* The request
Can the data below be echoed back word for word?

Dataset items

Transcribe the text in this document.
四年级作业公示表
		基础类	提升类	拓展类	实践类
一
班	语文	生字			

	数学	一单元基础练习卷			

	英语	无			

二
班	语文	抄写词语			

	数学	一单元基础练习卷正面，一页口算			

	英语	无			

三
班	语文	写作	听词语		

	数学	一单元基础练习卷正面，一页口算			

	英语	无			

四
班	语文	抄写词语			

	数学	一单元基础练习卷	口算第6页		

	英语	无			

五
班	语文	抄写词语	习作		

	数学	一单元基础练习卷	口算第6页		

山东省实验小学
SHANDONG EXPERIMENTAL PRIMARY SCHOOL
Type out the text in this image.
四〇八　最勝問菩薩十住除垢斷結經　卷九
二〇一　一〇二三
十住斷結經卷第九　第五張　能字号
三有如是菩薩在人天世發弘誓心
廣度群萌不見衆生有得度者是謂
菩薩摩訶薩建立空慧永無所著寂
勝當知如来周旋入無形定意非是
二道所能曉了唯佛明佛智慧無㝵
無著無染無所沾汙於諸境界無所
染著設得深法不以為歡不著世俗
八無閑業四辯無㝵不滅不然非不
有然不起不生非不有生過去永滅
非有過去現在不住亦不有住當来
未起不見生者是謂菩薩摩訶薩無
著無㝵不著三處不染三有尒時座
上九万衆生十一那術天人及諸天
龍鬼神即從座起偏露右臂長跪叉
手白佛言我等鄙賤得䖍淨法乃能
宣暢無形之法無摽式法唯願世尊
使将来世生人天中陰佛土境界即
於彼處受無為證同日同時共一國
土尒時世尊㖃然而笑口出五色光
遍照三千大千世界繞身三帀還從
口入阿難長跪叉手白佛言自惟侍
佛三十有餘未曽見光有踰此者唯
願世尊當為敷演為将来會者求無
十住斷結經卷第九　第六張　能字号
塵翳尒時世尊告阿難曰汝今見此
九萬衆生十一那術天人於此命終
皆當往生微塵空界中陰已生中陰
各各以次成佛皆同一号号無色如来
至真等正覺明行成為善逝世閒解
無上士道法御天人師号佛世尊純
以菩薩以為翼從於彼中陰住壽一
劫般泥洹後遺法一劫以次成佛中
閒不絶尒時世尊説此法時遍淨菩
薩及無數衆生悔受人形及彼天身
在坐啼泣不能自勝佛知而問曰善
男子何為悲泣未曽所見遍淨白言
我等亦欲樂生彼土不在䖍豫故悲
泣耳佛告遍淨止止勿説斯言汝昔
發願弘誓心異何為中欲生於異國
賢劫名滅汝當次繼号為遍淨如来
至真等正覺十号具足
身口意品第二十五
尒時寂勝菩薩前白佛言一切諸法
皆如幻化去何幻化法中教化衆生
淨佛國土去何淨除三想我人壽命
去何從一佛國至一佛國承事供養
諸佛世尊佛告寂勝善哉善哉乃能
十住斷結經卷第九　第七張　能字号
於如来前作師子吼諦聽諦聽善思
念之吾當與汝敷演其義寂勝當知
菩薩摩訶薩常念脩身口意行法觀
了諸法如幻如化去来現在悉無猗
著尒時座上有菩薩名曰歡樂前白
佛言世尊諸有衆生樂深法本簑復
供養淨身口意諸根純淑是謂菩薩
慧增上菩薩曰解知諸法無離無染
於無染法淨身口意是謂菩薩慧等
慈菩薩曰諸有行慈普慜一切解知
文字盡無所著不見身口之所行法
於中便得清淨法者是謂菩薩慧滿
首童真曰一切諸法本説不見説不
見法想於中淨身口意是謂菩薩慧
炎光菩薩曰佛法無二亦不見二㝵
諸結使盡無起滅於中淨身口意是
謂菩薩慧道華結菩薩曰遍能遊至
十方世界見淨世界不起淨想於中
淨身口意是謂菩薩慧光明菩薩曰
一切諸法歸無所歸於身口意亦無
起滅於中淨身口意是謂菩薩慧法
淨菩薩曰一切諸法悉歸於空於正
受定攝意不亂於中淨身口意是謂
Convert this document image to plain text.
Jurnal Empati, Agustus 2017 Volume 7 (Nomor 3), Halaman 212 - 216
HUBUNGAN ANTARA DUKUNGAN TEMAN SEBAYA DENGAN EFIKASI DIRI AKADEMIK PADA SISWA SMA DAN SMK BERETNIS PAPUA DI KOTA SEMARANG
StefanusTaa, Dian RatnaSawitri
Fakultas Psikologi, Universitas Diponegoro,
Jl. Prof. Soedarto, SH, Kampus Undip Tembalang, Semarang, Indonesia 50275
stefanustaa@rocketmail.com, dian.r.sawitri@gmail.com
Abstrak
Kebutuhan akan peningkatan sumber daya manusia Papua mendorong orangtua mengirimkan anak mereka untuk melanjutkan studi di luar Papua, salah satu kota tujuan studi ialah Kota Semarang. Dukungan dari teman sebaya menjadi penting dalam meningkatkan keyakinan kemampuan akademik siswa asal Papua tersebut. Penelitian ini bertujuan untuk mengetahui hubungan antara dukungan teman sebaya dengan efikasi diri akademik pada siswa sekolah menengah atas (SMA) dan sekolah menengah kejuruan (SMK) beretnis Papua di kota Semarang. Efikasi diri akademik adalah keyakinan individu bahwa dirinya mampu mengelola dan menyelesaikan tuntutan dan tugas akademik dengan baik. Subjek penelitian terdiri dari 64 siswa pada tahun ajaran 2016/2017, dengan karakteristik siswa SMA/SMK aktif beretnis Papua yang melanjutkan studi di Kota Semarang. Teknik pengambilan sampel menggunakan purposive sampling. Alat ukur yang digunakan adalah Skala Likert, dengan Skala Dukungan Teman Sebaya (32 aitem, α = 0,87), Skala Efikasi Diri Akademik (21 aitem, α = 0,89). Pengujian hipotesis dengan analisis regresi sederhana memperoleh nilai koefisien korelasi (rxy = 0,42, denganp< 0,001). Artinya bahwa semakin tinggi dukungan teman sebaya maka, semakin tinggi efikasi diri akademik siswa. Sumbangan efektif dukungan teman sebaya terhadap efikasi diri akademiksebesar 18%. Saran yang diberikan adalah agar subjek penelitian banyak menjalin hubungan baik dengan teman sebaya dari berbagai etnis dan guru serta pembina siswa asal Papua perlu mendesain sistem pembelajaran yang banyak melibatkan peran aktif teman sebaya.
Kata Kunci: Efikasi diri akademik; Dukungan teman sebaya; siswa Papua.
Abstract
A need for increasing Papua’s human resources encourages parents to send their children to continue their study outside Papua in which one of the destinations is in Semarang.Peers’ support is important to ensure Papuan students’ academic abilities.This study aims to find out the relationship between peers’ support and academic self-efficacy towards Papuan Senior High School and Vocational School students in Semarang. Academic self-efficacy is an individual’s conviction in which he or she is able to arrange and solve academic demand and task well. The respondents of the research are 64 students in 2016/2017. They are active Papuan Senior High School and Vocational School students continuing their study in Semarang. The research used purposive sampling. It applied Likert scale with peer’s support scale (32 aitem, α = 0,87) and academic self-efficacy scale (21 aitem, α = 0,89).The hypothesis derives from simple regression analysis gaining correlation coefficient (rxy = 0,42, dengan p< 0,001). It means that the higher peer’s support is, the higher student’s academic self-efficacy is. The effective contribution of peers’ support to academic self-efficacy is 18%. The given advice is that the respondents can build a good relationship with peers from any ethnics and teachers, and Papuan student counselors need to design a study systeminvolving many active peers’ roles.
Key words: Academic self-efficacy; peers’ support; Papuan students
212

* Solution to this exercise
Transcribe the text in this document.
四年级作业公示表
		基础类	提升类	拓展类	实践类
一
班	语文	生字			

	数学	一单元基础练习卷			

	英语	无			

二
班	语文	抄写词语			

	数学	一单元基础练习卷正面，一页口算			

	英语	无			

三
班	语文	写作	听词语		

	数学	一单元基础练习卷正面，一页口算			

	英语	无			

四
班	语文	抄写词语			

	数学	一单元基础练习卷	口算第6页		

	英语	无			

五
班	语文	抄写词语	习作		

	数学	一单元基础练习卷	口算第6页		

山东省实验小学
SHANDONG EXPERIMENTAL PRIMARY SCHOOL
Type out the text in this image.
四〇八　最勝問菩薩十住除垢斷結經　卷九
二〇一　一〇二三
十住斷結經卷第九　第五張　能字号
三有如是菩薩在人天世發弘誓心
廣度群萌不見衆生有得度者是謂
菩薩摩訶薩建立空慧永無所著寂
勝當知如来周旋入無形定意非是
二道所能曉了唯佛明佛智慧無㝵
無著無染無所沾汙於諸境界無所
染著設得深法不以為歡不著世俗
八無閑業四辯無㝵不滅不然非不
有然不起不生非不有生過去永滅
非有過去現在不住亦不有住當来
未起不見生者是謂菩薩摩訶薩無
著無㝵不著三處不染三有尒時座
上九万衆生十一那術天人及諸天
龍鬼神即從座起偏露右臂長跪叉
手白佛言我等鄙賤得䖍淨法乃能
宣暢無形之法無摽式法唯願世尊
使将来世生人天中陰佛土境界即
於彼處受無為證同日同時共一國
土尒時世尊㖃然而笑口出五色光
遍照三千大千世界繞身三帀還從
口入阿難長跪叉手白佛言自惟侍
佛三十有餘未曽見光有踰此者唯
願世尊當為敷演為将来會者求無
十住斷結經卷第九　第六張　能字号
塵翳尒時世尊告阿難曰汝今見此
九萬衆生十一那術天人於此命終
皆當往生微塵空界中陰已生中陰
各各以次成佛皆同一号号無色如来
至真等正覺明行成為善逝世閒解
無上士道法御天人師号佛世尊純
以菩薩以為翼從於彼中陰住壽一
劫般泥洹後遺法一劫以次成佛中
閒不絶尒時世尊説此法時遍淨菩
薩及無數衆生悔受人形及彼天身
在坐啼泣不能自勝佛知而問曰善
男子何為悲泣未曽所見遍淨白言
我等亦欲樂生彼土不在䖍豫故悲
泣耳佛告遍淨止止勿説斯言汝昔
發願弘誓心異何為中欲生於異國
賢劫名滅汝當次繼号為遍淨如来
至真等正覺十号具足
身口意品第二十五
尒時寂勝菩薩前白佛言一切諸法
皆如幻化去何幻化法中教化衆生
淨佛國土去何淨除三想我人壽命
去何從一佛國至一佛國承事供養
諸佛世尊佛告寂勝善哉善哉乃能
十住斷結經卷第九　第七張　能字号
於如来前作師子吼諦聽諦聽善思
念之吾當與汝敷演其義寂勝當知
菩薩摩訶薩常念脩身口意行法觀
了諸法如幻如化去来現在悉無猗
著尒時座上有菩薩名曰歡樂前白
佛言世尊諸有衆生樂深法本簑復
供養淨身口意諸根純淑是謂菩薩
慧增上菩薩曰解知諸法無離無染
於無染法淨身口意是謂菩薩慧等
慈菩薩曰諸有行慈普慜一切解知
文字盡無所著不見身口之所行法
於中便得清淨法者是謂菩薩慧滿
首童真曰一切諸法本説不見説不
見法想於中淨身口意是謂菩薩慧
炎光菩薩曰佛法無二亦不見二㝵
諸結使盡無起滅於中淨身口意是
謂菩薩慧道華結菩薩曰遍能遊至
十方世界見淨世界不起淨想於中
淨身口意是謂菩薩慧光明菩薩曰
一切諸法歸無所歸於身口意亦無
起滅於中淨身口意是謂菩薩慧法
淨菩薩曰一切諸法悉歸於空於正
受定攝意不亂於中淨身口意是謂
Convert this document image to plain text.
Jurnal Empati, Agustus 2017 Volume 7 (Nomor 3), Halaman 212 - 216
HUBUNGAN ANTARA DUKUNGAN TEMAN SEBAYA DENGAN EFIKASI DIRI AKADEMIK PADA SISWA SMA DAN SMK BERETNIS PAPUA DI KOTA SEMARANG
StefanusTaa, Dian RatnaSawitri
Fakultas Psikologi, Universitas Diponegoro,
Jl. Prof. Soedarto, SH, Kampus Undip Tembalang, Semarang, Indonesia 50275
stefanustaa@rocketmail.com, dian.r.sawitri@gmail.com
Abstrak
Kebutuhan akan peningkatan sumber daya manusia Papua mendorong orangtua mengirimkan anak mereka untuk melanjutkan studi di luar Papua, salah satu kota tujuan studi ialah Kota Semarang. Dukungan dari teman sebaya menjadi penting dalam meningkatkan keyakinan kemampuan akademik siswa asal Papua tersebut. Penelitian ini bertujuan untuk mengetahui hubungan antara dukungan teman sebaya dengan efikasi diri akademik pada siswa sekolah menengah atas (SMA) dan sekolah menengah kejuruan (SMK) beretnis Papua di kota Semarang. Efikasi diri akademik adalah keyakinan individu bahwa dirinya mampu mengelola dan menyelesaikan tuntutan dan tugas akademik dengan baik. Subjek penelitian terdiri dari 64 siswa pada tahun ajaran 2016/2017, dengan karakteristik siswa SMA/SMK aktif beretnis Papua yang melanjutkan studi di Kota Semarang. Teknik pengambilan sampel menggunakan purposive sampling. Alat ukur yang digunakan adalah Skala Likert, dengan Skala Dukungan Teman Sebaya (32 aitem, α = 0,87), Skala Efikasi Diri Akademik (21 aitem, α = 0,89). Pengujian hipotesis dengan analisis regresi sederhana memperoleh nilai koefisien korelasi (rxy = 0,42, denganp< 0,001). Artinya bahwa semakin tinggi dukungan teman sebaya maka, semakin tinggi efikasi diri akademik siswa. Sumbangan efektif dukungan teman sebaya terhadap efikasi diri akademiksebesar 18%. Saran yang diberikan adalah agar subjek penelitian banyak menjalin hubungan baik dengan teman sebaya dari berbagai etnis dan guru serta pembina siswa asal Papua perlu mendesain sistem pembelajaran yang banyak melibatkan peran aktif teman sebaya.
Kata Kunci: Efikasi diri akademik; Dukungan teman sebaya; siswa Papua.
Abstract
A need for increasing Papua’s human resources encourages parents to send their children to continue their study outside Papua in which one of the destinations is in Semarang.Peers’ support is important to ensure Papuan students’ academic abilities.This study aims to find out the relationship between peers’ support and academic self-efficacy towards Papuan Senior High School and Vocational School students in Semarang. Academic self-efficacy is an individual’s conviction in which he or she is able to arrange and solve academic demand and task well. The respondents of the research are 64 students in 2016/2017. They are active Papuan Senior High School and Vocational School students continuing their study in Semarang. The research used purposive sampling. It applied Likert scale with peer’s support scale (32 aitem, α = 0,87) and academic self-efficacy scale (21 aitem, α = 0,89).The hypothesis derives from simple regression analysis gaining correlation coefficient (rxy = 0,42, dengan p< 0,001). It means that the higher peer’s support is, the higher student’s academic self-efficacy is. The effective contribution of peers’ support to academic self-efficacy is 18%. The given advice is that the respondents can build a good relationship with peers from any ethnics and teachers, and Papuan student counselors need to design a study systeminvolving many active peers’ roles.
Key words: Academic self-efficacy; peers’ support; Papuan students
212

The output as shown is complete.